### What you should do
In your copy, include every line of the listing below exactly but none of the pictures.

[Records from a data source]
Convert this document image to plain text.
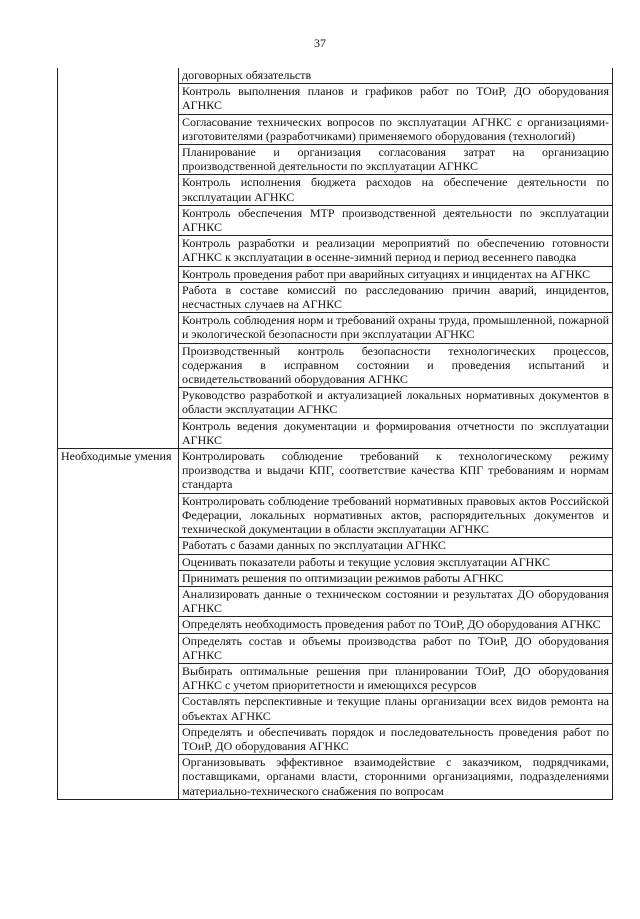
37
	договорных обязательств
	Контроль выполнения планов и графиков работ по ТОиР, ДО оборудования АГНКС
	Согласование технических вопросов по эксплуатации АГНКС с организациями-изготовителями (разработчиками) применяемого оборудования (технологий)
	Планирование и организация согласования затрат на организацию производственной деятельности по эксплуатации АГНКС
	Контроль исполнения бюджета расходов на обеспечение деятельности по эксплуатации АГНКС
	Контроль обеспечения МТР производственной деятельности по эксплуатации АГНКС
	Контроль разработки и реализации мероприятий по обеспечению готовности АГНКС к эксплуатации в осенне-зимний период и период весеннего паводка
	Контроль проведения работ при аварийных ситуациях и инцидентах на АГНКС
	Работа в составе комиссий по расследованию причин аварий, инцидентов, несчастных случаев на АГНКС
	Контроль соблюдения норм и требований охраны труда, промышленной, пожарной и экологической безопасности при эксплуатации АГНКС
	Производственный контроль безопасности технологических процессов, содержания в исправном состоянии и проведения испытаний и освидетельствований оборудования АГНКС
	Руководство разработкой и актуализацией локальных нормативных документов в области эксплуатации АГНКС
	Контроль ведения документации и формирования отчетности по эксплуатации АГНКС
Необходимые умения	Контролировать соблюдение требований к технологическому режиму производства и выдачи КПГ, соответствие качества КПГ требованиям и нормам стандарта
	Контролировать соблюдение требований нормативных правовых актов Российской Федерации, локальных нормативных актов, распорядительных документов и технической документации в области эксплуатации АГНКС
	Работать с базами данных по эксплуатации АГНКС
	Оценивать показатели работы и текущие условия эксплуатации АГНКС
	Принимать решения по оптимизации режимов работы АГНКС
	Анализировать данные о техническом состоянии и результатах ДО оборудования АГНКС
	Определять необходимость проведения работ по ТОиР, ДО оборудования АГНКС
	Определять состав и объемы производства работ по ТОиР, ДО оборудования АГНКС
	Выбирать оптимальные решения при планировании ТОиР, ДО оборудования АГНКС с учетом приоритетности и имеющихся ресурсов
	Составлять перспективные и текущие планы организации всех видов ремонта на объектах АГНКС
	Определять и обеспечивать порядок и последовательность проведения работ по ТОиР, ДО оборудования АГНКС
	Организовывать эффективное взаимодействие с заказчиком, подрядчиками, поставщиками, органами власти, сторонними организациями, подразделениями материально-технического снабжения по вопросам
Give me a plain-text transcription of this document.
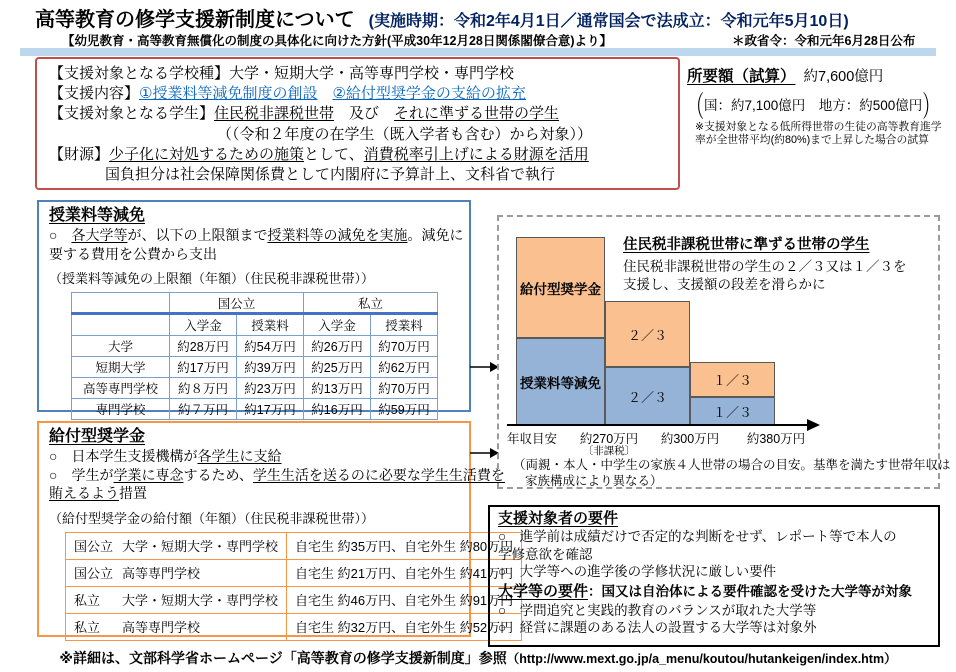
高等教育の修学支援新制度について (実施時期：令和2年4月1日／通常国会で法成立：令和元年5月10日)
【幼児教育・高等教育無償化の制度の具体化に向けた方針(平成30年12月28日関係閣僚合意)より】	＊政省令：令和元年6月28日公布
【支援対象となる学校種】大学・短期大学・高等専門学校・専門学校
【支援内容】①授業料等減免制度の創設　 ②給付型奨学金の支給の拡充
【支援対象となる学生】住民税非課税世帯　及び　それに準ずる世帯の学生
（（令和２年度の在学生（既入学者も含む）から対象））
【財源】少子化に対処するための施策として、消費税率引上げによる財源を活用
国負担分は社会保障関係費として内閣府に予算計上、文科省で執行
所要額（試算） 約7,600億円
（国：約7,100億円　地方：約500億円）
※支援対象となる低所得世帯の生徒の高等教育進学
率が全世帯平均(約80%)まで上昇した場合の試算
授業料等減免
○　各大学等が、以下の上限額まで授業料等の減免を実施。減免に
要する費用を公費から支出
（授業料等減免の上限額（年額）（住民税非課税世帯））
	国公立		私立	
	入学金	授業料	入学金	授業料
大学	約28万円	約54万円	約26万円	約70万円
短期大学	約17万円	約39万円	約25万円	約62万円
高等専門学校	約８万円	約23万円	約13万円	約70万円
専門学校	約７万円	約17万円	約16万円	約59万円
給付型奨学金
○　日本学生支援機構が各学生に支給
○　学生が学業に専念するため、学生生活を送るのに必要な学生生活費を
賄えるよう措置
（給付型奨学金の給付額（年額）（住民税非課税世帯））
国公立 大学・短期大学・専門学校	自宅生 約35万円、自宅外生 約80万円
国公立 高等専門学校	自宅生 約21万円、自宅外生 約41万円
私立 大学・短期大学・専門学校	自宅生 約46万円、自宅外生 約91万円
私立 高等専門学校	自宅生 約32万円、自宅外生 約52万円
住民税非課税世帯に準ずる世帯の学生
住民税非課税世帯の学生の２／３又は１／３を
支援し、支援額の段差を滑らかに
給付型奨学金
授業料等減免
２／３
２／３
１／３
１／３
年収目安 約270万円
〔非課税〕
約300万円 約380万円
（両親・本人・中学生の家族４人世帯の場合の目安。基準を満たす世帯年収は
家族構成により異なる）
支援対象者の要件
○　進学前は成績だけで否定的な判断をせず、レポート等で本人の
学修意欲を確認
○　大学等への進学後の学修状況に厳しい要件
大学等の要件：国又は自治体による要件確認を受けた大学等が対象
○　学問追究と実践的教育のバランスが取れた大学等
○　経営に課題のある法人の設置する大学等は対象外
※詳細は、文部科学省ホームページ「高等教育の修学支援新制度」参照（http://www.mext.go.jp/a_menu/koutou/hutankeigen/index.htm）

### Result for this task
Convert this document image to plain text.
37
	договорных обязательств
	Контроль выполнения планов и графиков работ по ТОиР, ДО оборудования АГНКС
	Согласование технических вопросов по эксплуатации АГНКС с организациями-изготовителями (разработчиками) применяемого оборудования (технологий)
	Планирование и организация согласования затрат на организацию производственной деятельности по эксплуатации АГНКС
	Контроль исполнения бюджета расходов на обеспечение деятельности по эксплуатации АГНКС
	Контроль обеспечения МТР производственной деятельности по эксплуатации АГНКС
	Контроль разработки и реализации мероприятий по обеспечению готовности АГНКС к эксплуатации в осенне-зимний период и период весеннего паводка
	Контроль проведения работ при аварийных ситуациях и инцидентах на АГНКС
	Работа в составе комиссий по расследованию причин аварий, инцидентов, несчастных случаев на АГНКС
	Контроль соблюдения норм и требований охраны труда, промышленной, пожарной и экологической безопасности при эксплуатации АГНКС
	Производственный контроль безопасности технологических процессов, содержания в исправном состоянии и проведения испытаний и освидетельствований оборудования АГНКС
	Руководство разработкой и актуализацией локальных нормативных документов в области эксплуатации АГНКС
	Контроль ведения документации и формирования отчетности по эксплуатации АГНКС
Необходимые умения	Контролировать соблюдение требований к технологическому режиму производства и выдачи КПГ, соответствие качества КПГ требованиям и нормам стандарта
	Контролировать соблюдение требований нормативных правовых актов Российской Федерации, локальных нормативных актов, распорядительных документов и технической документации в области эксплуатации АГНКС
	Работать с базами данных по эксплуатации АГНКС
	Оценивать показатели работы и текущие условия эксплуатации АГНКС
	Принимать решения по оптимизации режимов работы АГНКС
	Анализировать данные о техническом состоянии и результатах ДО оборудования АГНКС
	Определять необходимость проведения работ по ТОиР, ДО оборудования АГНКС
	Определять состав и объемы производства работ по ТОиР, ДО оборудования АГНКС
	Выбирать оптимальные решения при планировании ТОиР, ДО оборудования АГНКС с учетом приоритетности и имеющихся ресурсов
	Составлять перспективные и текущие планы организации всех видов ремонта на объектах АГНКС
	Определять и обеспечивать порядок и последовательность проведения работ по ТОиР, ДО оборудования АГНКС
	Организовывать эффективное взаимодействие с заказчиком, подрядчиками, поставщиками, органами власти, сторонними организациями, подразделениями материально-технического снабжения по вопросам
Give me a plain-text transcription of this document.
高等教育の修学支援新制度について (実施時期：令和2年4月1日／通常国会で法成立：令和元年5月10日)
【幼児教育・高等教育無償化の制度の具体化に向けた方針(平成30年12月28日関係閣僚合意)より】	＊政省令：令和元年6月28日公布
【支援対象となる学校種】大学・短期大学・高等専門学校・専門学校
【支援内容】①授業料等減免制度の創設　 ②給付型奨学金の支給の拡充
【支援対象となる学生】住民税非課税世帯　及び　それに準ずる世帯の学生
（（令和２年度の在学生（既入学者も含む）から対象））
【財源】少子化に対処するための施策として、消費税率引上げによる財源を活用
国負担分は社会保障関係費として内閣府に予算計上、文科省で執行
所要額（試算） 約7,600億円
（国：約7,100億円　地方：約500億円）
※支援対象となる低所得世帯の生徒の高等教育進学
率が全世帯平均(約80%)まで上昇した場合の試算
授業料等減免
○　各大学等が、以下の上限額まで授業料等の減免を実施。減免に
要する費用を公費から支出
（授業料等減免の上限額（年額）（住民税非課税世帯））
	国公立		私立	
	入学金	授業料	入学金	授業料
大学	約28万円	約54万円	約26万円	約70万円
短期大学	約17万円	約39万円	約25万円	約62万円
高等専門学校	約８万円	約23万円	約13万円	約70万円
専門学校	約７万円	約17万円	約16万円	約59万円
給付型奨学金
○　日本学生支援機構が各学生に支給
○　学生が学業に専念するため、学生生活を送るのに必要な学生生活費を
賄えるよう措置
（給付型奨学金の給付額（年額）（住民税非課税世帯））
国公立 大学・短期大学・専門学校	自宅生 約35万円、自宅外生 約80万円
国公立 高等専門学校	自宅生 約21万円、自宅外生 約41万円
私立 大学・短期大学・専門学校	自宅生 約46万円、自宅外生 約91万円
私立 高等専門学校	自宅生 約32万円、自宅外生 約52万円
住民税非課税世帯に準ずる世帯の学生
住民税非課税世帯の学生の２／３又は１／３を
支援し、支援額の段差を滑らかに
給付型奨学金
授業料等減免
２／３
２／３
１／３
１／３
年収目安 約270万円
〔非課税〕
約300万円 約380万円
（両親・本人・中学生の家族４人世帯の場合の目安。基準を満たす世帯年収は
家族構成により異なる）
支援対象者の要件
○　進学前は成績だけで否定的な判断をせず、レポート等で本人の
学修意欲を確認
○　大学等への進学後の学修状況に厳しい要件
大学等の要件：国又は自治体による要件確認を受けた大学等が対象
○　学問追究と実践的教育のバランスが取れた大学等
○　経営に課題のある法人の設置する大学等は対象外
※詳細は、文部科学省ホームページ「高等教育の修学支援新制度」参照（http://www.mext.go.jp/a_menu/koutou/hutankeigen/index.htm）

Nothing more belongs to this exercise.